Exercise goal: In the records below, pick out all lines containing the word "Interface".

Working data:
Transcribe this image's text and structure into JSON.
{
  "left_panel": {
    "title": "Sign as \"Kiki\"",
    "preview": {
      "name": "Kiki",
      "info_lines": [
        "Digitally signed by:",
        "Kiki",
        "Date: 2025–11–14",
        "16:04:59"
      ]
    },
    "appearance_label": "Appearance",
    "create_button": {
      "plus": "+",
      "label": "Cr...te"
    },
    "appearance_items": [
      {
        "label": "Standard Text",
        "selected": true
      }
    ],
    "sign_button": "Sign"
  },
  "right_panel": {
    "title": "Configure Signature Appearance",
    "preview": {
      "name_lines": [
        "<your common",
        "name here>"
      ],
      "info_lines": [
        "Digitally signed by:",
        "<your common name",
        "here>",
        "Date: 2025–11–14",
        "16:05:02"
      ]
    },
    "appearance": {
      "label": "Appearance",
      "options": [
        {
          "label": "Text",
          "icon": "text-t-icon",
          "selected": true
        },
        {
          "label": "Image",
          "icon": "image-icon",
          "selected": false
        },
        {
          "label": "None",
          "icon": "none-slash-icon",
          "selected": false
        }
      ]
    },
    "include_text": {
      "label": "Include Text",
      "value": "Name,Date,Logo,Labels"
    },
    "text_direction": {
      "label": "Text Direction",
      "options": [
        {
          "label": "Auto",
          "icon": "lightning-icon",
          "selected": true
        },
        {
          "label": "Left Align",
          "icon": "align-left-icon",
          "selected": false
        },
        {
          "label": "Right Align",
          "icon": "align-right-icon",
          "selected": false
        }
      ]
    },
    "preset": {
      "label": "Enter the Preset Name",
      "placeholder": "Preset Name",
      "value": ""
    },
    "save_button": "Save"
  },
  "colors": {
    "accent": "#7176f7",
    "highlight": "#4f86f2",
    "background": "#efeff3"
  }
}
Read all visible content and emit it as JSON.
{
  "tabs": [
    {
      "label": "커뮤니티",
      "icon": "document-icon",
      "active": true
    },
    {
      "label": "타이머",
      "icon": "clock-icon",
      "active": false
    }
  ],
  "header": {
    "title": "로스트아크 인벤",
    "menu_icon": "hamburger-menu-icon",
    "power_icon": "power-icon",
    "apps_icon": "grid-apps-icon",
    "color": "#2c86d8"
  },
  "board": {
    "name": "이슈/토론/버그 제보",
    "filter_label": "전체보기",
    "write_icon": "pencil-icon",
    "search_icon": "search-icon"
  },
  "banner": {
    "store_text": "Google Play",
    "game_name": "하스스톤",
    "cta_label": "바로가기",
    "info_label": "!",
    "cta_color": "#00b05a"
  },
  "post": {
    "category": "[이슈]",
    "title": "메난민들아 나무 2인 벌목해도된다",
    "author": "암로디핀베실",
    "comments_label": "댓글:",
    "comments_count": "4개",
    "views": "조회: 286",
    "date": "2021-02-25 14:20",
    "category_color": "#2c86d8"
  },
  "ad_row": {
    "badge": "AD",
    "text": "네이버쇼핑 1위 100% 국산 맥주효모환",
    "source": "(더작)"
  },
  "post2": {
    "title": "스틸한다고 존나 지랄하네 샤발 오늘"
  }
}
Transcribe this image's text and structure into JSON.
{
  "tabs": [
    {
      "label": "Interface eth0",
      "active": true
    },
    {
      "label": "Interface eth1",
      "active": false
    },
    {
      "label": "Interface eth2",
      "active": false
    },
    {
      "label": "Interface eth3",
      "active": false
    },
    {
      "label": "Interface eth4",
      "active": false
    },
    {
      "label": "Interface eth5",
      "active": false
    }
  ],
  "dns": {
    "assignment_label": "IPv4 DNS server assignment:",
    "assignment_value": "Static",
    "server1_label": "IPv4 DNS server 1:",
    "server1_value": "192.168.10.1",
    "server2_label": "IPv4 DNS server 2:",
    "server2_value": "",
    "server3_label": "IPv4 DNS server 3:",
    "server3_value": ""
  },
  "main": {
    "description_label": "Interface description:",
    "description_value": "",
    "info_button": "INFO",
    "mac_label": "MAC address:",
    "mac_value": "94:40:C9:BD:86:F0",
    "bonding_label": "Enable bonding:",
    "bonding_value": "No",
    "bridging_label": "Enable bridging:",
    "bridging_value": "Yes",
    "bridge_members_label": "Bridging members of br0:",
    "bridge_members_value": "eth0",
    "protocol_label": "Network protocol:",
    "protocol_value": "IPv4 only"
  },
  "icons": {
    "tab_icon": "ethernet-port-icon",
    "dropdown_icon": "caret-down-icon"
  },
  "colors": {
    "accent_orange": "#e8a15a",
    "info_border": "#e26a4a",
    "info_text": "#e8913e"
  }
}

Solution to this problem:
      "label": "Interface eth0",
      "label": "Interface eth1",
      "label": "Interface eth2",
      "label": "Interface eth3",
      "label": "Interface eth4",
      "label": "Interface eth5",
    "description_label": "Interface description:",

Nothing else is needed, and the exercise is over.